> [INFORMATION PROVIDED]
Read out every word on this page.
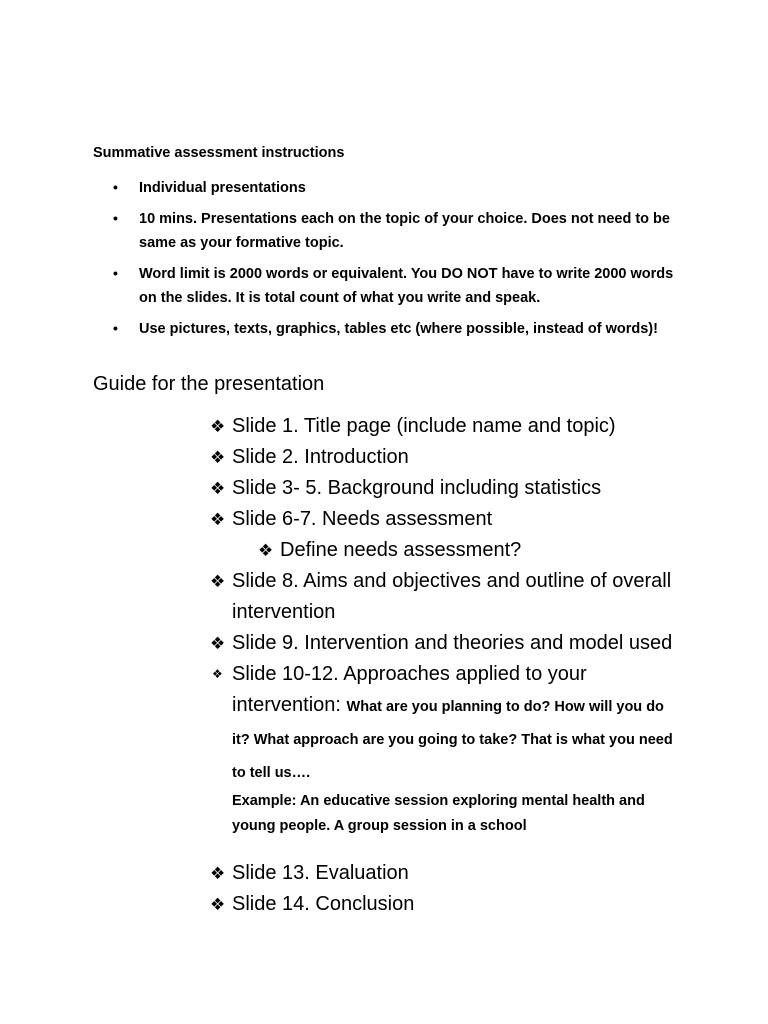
Summative assessment instructions
• Individual presentations
• 10 mins. Presentations each on the topic of your choice. Does not need to be same as your formative topic.
• Word limit is 2000 words or equivalent. You DO NOT have to write 2000 words on the slides. It is total count of what you write and speak.
• Use pictures, texts, graphics, tables etc (where possible, instead of words)!
Guide for the presentation
❖ Slide 1. Title page (include name and topic)
❖ Slide 2. Introduction
❖ Slide 3- 5. Background including statistics
❖ Slide 6-7. Needs assessment
❖ Define needs assessment?
❖ Slide 8. Aims and objectives and outline of overall intervention
❖ Slide 9. Intervention and theories and model used
❖ Slide 10-12. Approaches applied to your intervention: What are you planning to do? How will you do it? What approach are you going to take? That is what you need to tell us….
Example: An educative session exploring mental health and young people. A group session in a school
❖ Slide 13. Evaluation
❖ Slide 14. Conclusion
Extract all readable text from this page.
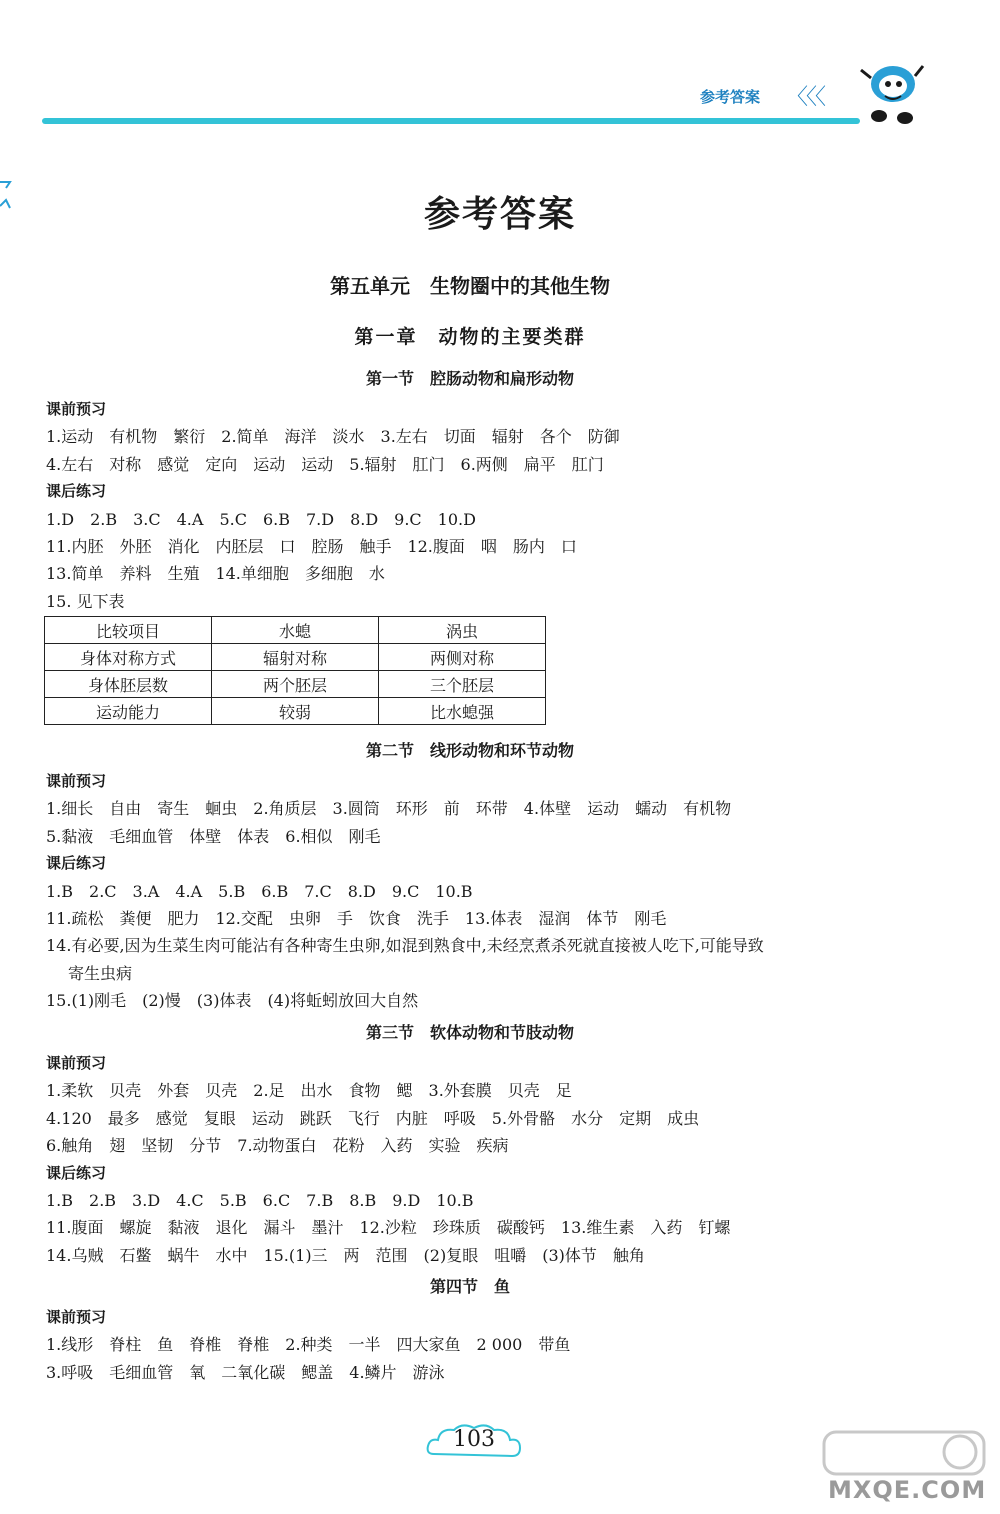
参考答案 〈〈〈
参考答案
第五单元　生物圈中的其他生物
第一章　动物的主要类群
第一节　腔肠动物和扁形动物
课前预习
1.运动　有机物　繁衍　2.简单　海洋　淡水　3.左右　切面　辐射　各个　防御
4.左右　对称　感觉　定向　运动　运动　5.辐射　肛门　6.两侧　扁平　肛门
课后练习
1.D　2.B　3.C　4.A　5.C　6.B　7.D　8.D　9.C　10.D
11.内胚　外胚　消化　内胚层　口　腔肠　触手　12.腹面　咽　肠内　口
13.简单　养料　生殖　14.单细胞　多细胞　水
15. 见下表
比较项目	水螅	涡虫
身体对称方式	辐射对称	两侧对称
身体胚层数	两个胚层	三个胚层
运动能力	较弱	比水螅强
第二节　线形动物和环节动物
课前预习
1.细长　自由　寄生　蛔虫　2.角质层　3.圆筒　环形　前　环带　4.体壁　运动　蠕动　有机物
5.黏液　毛细血管　体壁　体表　6.相似　刚毛
课后练习
1.B　2.C　3.A　4.A　5.B　6.B　7.C　8.D　9.C　10.B
11.疏松　粪便　肥力　12.交配　虫卵　手　饮食　洗手　13.体表　湿润　体节　刚毛
14.有必要,因为生菜生肉可能沾有各种寄生虫卵,如混到熟食中,未经烹煮杀死就直接被人吃下,可能导致
寄生虫病
15.(1)刚毛　(2)慢　(3)体表　(4)将蚯蚓放回大自然
第三节　软体动物和节肢动物
课前预习
1.柔软　贝壳　外套　贝壳　2.足　出水　食物　鳃　3.外套膜　贝壳　足
4.120　最多　感觉　复眼　运动　跳跃　飞行　内脏　呼吸　5.外骨骼　水分　定期　成虫
6.触角　翅　坚韧　分节　7.动物蛋白　花粉　入药　实验　疾病
课后练习
1.B　2.B　3.D　4.C　5.B　6.C　7.B　8.B　9.D　10.B
11.腹面　螺旋　黏液　退化　漏斗　墨汁　12.沙粒　珍珠质　碳酸钙　13.维生素　入药　钉螺
14.乌贼　石鳖　蜗牛　水中　15.(1)三　两　范围　(2)复眼　咀嚼　(3)体节　触角
第四节　鱼
课前预习
1.线形　脊柱　鱼　脊椎　脊椎　2.种类　一半　四大家鱼　2 000　带鱼
3.呼吸　毛细血管　氧　二氧化碳　鳃盖　4.鳞片　游泳
103
MXQE.COM
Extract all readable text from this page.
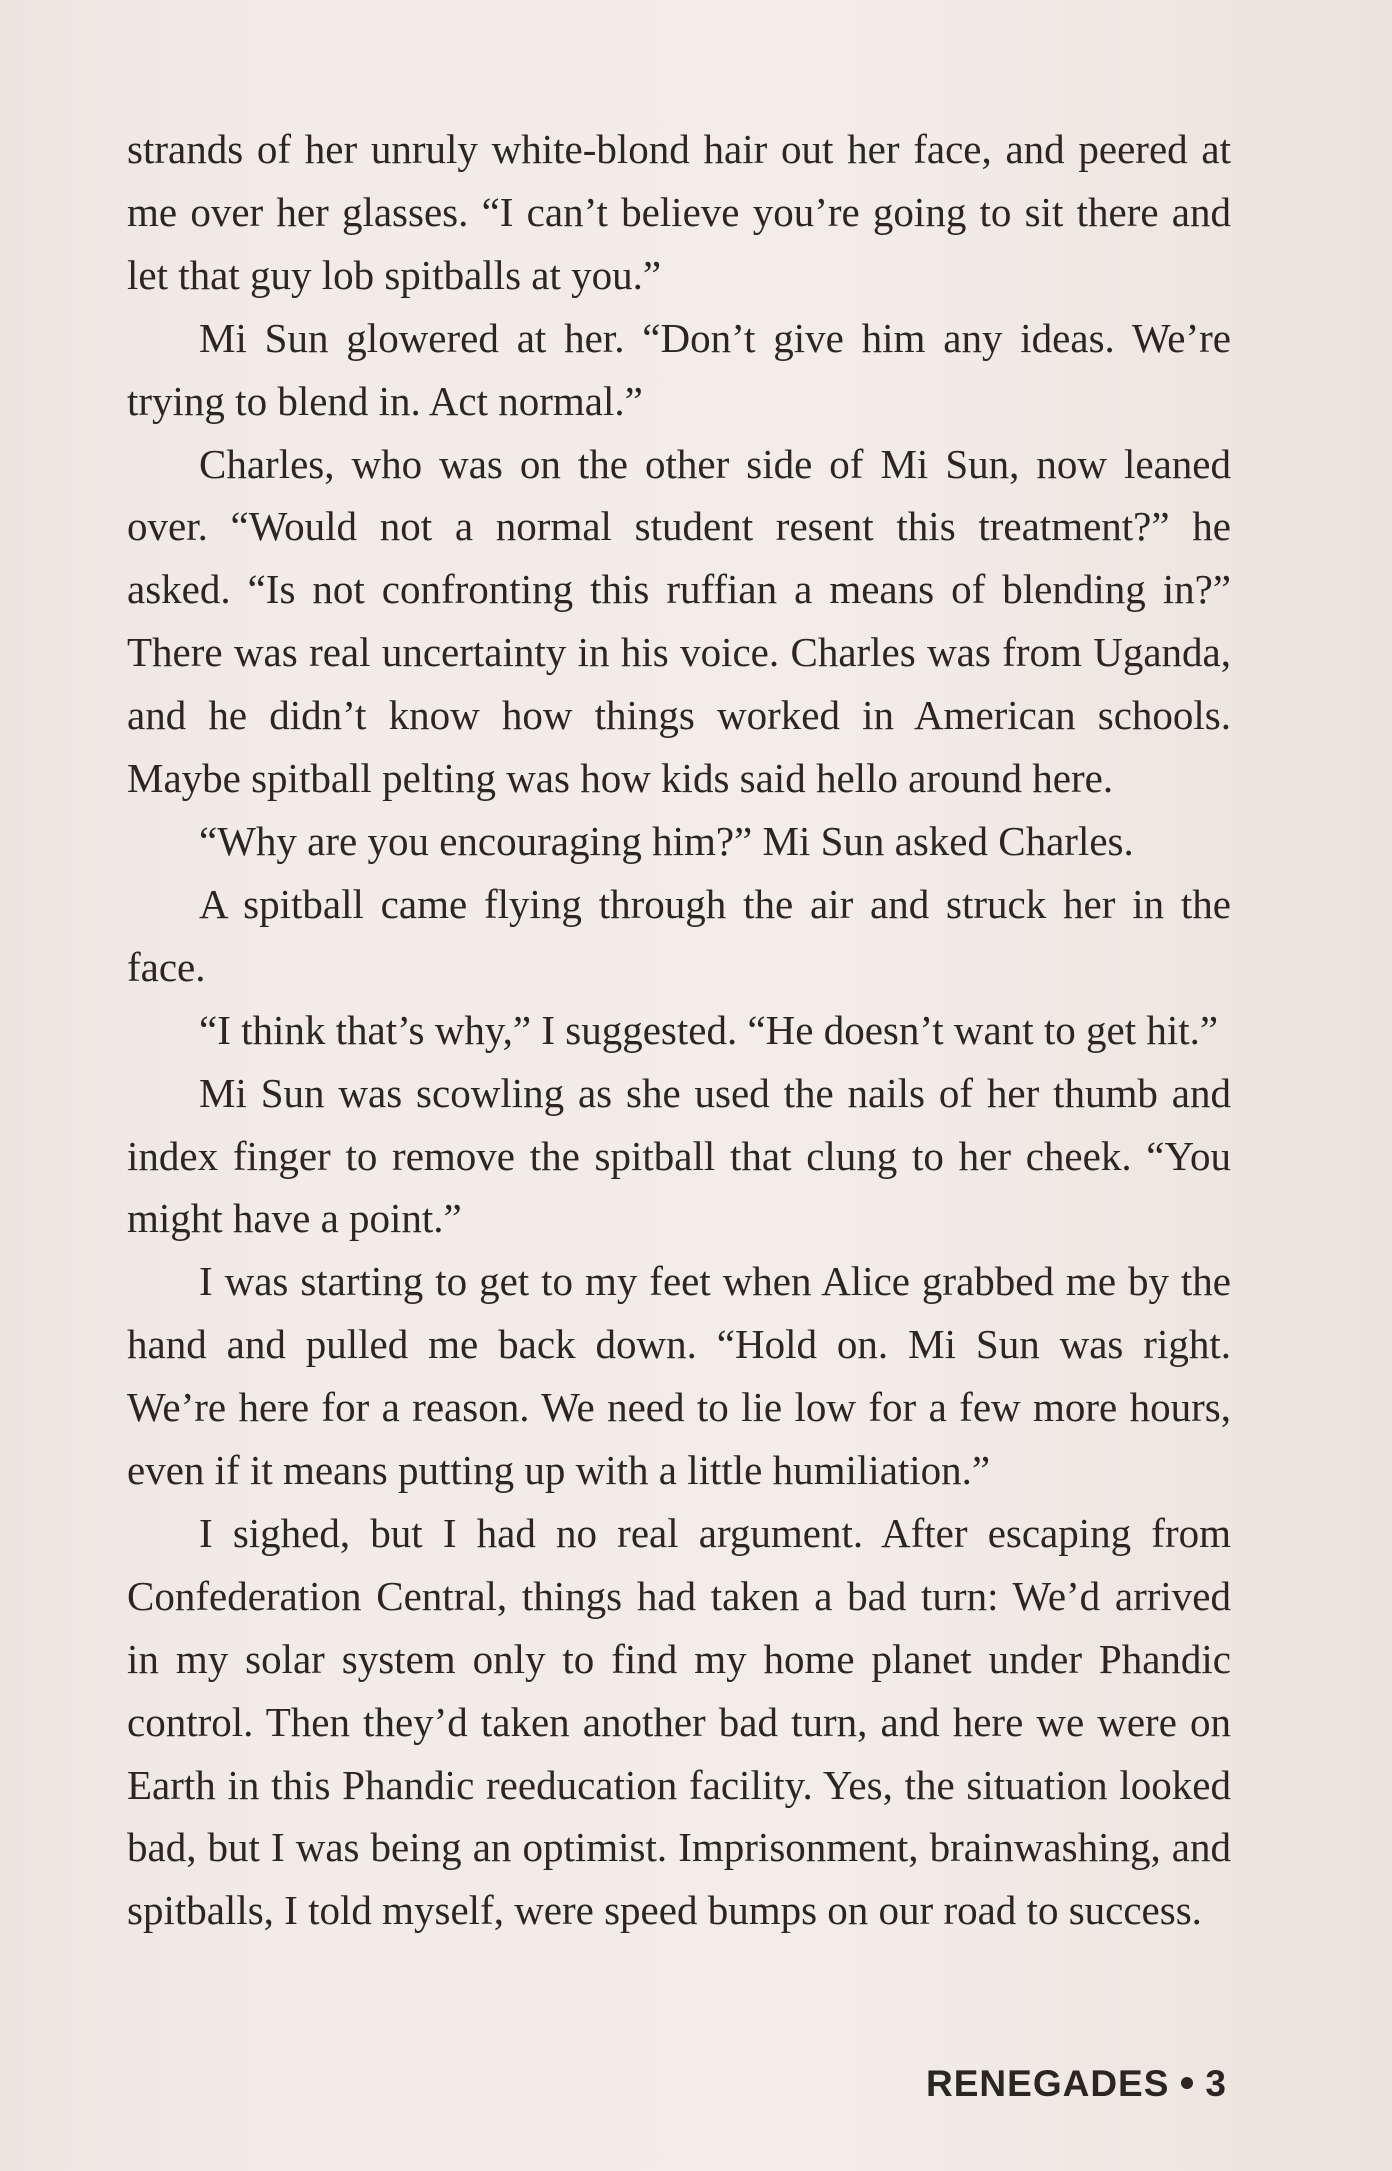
strands of her unruly white-blond hair out her face, and peered at me over her glasses. “I can’t believe you’re going to sit there and let that guy lob spitballs at you.”

Mi Sun glowered at her. “Don’t give him any ideas. We’re trying to blend in. Act normal.”

Charles, who was on the other side of Mi Sun, now leaned over. “Would not a normal student resent this treatment?” he asked. “Is not confronting this ruffian a means of blending in?” There was real uncertainty in his voice. Charles was from Uganda, and he didn’t know how things worked in American schools. Maybe spitball pelting was how kids said hello around here.

“Why are you encouraging him?” Mi Sun asked Charles.

A spitball came flying through the air and struck her in the face.

“I think that’s why,” I suggested. “He doesn’t want to get hit.”

Mi Sun was scowling as she used the nails of her thumb and index finger to remove the spitball that clung to her cheek. “You might have a point.”

I was starting to get to my feet when Alice grabbed me by the hand and pulled me back down. “Hold on. Mi Sun was right. We’re here for a reason. We need to lie low for a few more hours, even if it means putting up with a little humiliation.”

I sighed, but I had no real argument. After escaping from Confederation Central, things had taken a bad turn: We’d arrived in my solar system only to find my home planet under Phandic control. Then they’d taken another bad turn, and here we were on Earth in this Phandic reeducation facility. Yes, the situation looked bad, but I was being an optimist. Imprisonment, brainwashing, and spitballs, I told myself, were speed bumps on our road to success.

RENEGADES 3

> [TASK DETAILS] Which lines hold the word "assessment"? Show each one.

> [FINAL RESULT]
Summative assessment instructions
❖ Slide 6-7. Needs assessment
❖ Define needs assessment?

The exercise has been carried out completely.